# start of DATA RECORDS

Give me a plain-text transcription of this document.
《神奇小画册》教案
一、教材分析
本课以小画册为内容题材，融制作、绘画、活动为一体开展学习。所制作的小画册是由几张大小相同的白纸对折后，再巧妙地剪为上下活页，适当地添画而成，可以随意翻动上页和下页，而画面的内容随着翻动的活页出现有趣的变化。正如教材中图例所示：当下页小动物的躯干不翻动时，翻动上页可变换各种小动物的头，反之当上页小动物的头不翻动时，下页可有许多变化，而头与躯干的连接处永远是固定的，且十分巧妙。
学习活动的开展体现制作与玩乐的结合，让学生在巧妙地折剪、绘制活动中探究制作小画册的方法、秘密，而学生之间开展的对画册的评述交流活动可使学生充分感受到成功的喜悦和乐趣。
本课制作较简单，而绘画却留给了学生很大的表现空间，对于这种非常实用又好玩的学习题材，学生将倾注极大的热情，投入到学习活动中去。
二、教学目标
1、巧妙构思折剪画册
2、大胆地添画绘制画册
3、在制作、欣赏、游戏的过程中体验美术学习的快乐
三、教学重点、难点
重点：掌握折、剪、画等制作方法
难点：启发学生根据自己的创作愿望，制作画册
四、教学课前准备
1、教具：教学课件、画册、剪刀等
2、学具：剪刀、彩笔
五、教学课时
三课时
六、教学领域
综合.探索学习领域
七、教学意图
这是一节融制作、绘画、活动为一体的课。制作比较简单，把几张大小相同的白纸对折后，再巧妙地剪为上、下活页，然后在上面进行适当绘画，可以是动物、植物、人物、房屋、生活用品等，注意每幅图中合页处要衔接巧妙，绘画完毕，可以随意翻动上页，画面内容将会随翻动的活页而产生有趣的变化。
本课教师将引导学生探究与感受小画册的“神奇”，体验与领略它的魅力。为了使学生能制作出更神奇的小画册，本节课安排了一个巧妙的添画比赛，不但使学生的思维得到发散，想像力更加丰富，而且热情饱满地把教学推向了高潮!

# end of DATA RECORDS

Recopy the entries above exactly, with every line included.

Give me a plain-text transcription of this document.
《神奇小画册》教案
一、教材分析
本课以小画册为内容题材，融制作、绘画、活动为一体开展学习。所制作的小画册是由几张大小相同的白纸对折后，再巧妙地剪为上下活页，适当地添画而成，可以随意翻动上页和下页，而画面的内容随着翻动的活页出现有趣的变化。正如教材中图例所示：当下页小动物的躯干不翻动时，翻动上页可变换各种小动物的头，反之当上页小动物的头不翻动时，下页可有许多变化，而头与躯干的连接处永远是固定的，且十分巧妙。
学习活动的开展体现制作与玩乐的结合，让学生在巧妙地折剪、绘制活动中探究制作小画册的方法、秘密，而学生之间开展的对画册的评述交流活动可使学生充分感受到成功的喜悦和乐趣。
本课制作较简单，而绘画却留给了学生很大的表现空间，对于这种非常实用又好玩的学习题材，学生将倾注极大的热情，投入到学习活动中去。
二、教学目标
1、巧妙构思折剪画册
2、大胆地添画绘制画册
3、在制作、欣赏、游戏的过程中体验美术学习的快乐
三、教学重点、难点
重点：掌握折、剪、画等制作方法
难点：启发学生根据自己的创作愿望，制作画册
四、教学课前准备
1、教具：教学课件、画册、剪刀等
2、学具：剪刀、彩笔
五、教学课时
三课时
六、教学领域
综合.探索学习领域
七、教学意图
这是一节融制作、绘画、活动为一体的课。制作比较简单，把几张大小相同的白纸对折后，再巧妙地剪为上、下活页，然后在上面进行适当绘画，可以是动物、植物、人物、房屋、生活用品等，注意每幅图中合页处要衔接巧妙，绘画完毕，可以随意翻动上页，画面内容将会随翻动的活页而产生有趣的变化。
本课教师将引导学生探究与感受小画册的“神奇”，体验与领略它的魅力。为了使学生能制作出更神奇的小画册，本节课安排了一个巧妙的添画比赛，不但使学生的思维得到发散，想像力更加丰富，而且热情饱满地把教学推向了高潮!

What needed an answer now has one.